__Assigned task__: Here are some records; copy every line that holds the word "value".

· · ·

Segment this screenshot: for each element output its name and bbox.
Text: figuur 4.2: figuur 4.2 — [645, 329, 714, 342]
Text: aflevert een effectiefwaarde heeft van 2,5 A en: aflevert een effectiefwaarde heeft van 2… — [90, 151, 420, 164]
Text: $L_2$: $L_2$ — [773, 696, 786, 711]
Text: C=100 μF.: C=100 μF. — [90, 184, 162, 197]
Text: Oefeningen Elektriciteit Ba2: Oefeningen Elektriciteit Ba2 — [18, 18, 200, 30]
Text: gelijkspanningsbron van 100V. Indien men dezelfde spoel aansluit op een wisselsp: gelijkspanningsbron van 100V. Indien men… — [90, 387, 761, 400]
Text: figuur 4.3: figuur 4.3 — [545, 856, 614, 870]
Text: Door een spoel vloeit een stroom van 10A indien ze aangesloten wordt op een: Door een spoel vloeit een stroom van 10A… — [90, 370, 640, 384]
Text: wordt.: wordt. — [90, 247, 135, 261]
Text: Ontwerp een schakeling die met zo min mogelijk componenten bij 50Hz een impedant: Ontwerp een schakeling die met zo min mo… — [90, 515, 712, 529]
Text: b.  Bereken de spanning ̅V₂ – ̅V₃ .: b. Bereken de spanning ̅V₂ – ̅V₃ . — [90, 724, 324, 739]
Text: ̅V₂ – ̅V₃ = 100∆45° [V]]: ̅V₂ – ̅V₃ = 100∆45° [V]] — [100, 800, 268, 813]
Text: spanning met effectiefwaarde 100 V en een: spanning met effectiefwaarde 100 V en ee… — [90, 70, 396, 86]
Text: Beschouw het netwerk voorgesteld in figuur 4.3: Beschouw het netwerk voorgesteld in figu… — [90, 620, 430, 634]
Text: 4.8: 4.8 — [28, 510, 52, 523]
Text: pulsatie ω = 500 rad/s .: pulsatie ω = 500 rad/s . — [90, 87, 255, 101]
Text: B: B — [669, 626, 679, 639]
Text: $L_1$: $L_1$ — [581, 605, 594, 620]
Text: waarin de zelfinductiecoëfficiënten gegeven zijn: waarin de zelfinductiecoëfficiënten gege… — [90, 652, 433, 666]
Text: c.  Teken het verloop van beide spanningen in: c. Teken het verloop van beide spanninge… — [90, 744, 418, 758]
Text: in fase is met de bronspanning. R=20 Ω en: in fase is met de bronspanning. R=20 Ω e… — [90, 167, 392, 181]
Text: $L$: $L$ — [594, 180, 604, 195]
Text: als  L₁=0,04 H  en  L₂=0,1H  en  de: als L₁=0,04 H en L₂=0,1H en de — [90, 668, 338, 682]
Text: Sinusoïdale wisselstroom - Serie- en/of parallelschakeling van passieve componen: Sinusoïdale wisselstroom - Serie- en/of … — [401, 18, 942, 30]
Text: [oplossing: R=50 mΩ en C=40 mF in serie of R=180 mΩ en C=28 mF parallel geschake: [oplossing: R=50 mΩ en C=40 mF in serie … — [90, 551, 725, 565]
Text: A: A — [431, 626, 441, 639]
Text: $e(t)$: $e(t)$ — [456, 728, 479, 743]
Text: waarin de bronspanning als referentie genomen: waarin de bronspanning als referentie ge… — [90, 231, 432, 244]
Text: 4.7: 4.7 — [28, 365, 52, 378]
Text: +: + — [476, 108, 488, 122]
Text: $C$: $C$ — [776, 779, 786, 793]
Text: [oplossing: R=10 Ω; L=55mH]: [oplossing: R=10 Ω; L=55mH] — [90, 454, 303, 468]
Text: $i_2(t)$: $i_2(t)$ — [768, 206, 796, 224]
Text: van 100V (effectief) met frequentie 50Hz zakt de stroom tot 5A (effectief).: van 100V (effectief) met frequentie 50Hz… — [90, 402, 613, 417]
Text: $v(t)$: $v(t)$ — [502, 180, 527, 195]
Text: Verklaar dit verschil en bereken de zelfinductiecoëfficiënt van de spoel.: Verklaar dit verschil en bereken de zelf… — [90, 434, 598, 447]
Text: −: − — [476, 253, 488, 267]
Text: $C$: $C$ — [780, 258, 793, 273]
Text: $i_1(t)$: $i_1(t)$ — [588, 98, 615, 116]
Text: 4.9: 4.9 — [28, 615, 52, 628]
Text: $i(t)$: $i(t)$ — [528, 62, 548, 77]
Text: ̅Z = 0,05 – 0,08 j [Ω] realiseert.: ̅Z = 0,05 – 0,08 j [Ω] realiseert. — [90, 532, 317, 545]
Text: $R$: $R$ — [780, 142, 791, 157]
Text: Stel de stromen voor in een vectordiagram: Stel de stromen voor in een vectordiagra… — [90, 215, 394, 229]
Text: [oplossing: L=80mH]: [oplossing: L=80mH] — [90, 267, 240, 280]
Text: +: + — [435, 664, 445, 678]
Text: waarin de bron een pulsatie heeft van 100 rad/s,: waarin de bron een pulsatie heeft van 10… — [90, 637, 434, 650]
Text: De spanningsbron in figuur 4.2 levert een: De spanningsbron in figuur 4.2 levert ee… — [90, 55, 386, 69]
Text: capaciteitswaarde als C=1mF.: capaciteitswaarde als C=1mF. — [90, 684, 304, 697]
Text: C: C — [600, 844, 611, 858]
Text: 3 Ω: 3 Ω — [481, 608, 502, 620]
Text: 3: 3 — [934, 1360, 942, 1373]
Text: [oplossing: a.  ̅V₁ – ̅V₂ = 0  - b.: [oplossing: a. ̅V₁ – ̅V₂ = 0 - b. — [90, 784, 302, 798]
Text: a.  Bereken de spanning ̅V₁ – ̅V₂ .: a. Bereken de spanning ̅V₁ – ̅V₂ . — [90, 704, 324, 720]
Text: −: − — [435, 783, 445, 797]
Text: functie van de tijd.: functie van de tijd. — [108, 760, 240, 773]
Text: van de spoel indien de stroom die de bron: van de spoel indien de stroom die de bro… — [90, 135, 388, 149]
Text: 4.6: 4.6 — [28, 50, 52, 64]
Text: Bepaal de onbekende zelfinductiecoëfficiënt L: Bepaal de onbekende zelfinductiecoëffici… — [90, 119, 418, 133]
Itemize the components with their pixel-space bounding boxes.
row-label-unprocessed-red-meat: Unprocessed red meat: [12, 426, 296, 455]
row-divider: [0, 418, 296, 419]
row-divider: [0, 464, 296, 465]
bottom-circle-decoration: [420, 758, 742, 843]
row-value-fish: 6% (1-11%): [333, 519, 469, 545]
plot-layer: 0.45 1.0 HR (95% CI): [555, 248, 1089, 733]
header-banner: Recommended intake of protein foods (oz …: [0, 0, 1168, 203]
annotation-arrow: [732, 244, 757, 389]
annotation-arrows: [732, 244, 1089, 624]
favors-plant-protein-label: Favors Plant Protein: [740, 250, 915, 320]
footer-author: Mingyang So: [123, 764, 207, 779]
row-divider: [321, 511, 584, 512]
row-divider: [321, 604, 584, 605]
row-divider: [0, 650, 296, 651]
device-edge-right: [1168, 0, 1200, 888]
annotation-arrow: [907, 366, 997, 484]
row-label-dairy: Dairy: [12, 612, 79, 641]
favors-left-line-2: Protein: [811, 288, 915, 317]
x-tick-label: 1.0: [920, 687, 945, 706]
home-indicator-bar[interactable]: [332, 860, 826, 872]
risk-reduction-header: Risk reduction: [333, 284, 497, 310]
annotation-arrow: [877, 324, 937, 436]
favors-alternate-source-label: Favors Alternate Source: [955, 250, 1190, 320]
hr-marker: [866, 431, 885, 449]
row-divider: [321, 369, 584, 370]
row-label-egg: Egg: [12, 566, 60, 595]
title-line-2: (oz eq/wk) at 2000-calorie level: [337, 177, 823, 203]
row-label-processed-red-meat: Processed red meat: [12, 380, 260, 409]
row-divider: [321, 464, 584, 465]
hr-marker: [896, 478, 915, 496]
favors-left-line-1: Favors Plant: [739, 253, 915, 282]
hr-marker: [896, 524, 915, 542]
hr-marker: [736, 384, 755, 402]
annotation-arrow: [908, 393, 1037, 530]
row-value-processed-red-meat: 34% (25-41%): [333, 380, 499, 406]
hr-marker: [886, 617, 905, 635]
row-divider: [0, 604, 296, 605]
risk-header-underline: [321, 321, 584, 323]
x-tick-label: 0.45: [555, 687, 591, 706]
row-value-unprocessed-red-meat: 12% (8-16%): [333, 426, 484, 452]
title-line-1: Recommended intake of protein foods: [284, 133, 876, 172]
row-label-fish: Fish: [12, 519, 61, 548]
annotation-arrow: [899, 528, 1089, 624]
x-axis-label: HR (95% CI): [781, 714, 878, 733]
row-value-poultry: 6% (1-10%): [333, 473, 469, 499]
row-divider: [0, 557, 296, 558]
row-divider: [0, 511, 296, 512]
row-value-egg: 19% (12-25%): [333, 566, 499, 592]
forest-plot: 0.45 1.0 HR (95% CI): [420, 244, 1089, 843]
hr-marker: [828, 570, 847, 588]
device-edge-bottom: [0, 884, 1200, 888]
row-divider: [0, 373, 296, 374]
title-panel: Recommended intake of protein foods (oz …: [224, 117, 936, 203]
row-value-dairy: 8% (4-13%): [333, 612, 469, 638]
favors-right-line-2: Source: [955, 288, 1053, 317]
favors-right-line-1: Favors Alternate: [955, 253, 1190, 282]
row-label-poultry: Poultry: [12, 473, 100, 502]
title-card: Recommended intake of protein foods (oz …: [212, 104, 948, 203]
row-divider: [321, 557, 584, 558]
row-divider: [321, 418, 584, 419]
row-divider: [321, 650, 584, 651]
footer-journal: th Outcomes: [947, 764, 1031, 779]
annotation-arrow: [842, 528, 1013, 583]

· · ·

__Answer__:
row-value-fish: 6% (1-11%): [333, 519, 469, 545]
row-value-processed-red-meat: 34% (25-41%): [333, 380, 499, 406]
row-value-unprocessed-red-meat: 12% (8-16%): [333, 426, 484, 452]
row-value-poultry: 6% (1-10%): [333, 473, 469, 499]
row-value-egg: 19% (12-25%): [333, 566, 499, 592]
row-value-dairy: 8% (4-13%): [333, 612, 469, 638]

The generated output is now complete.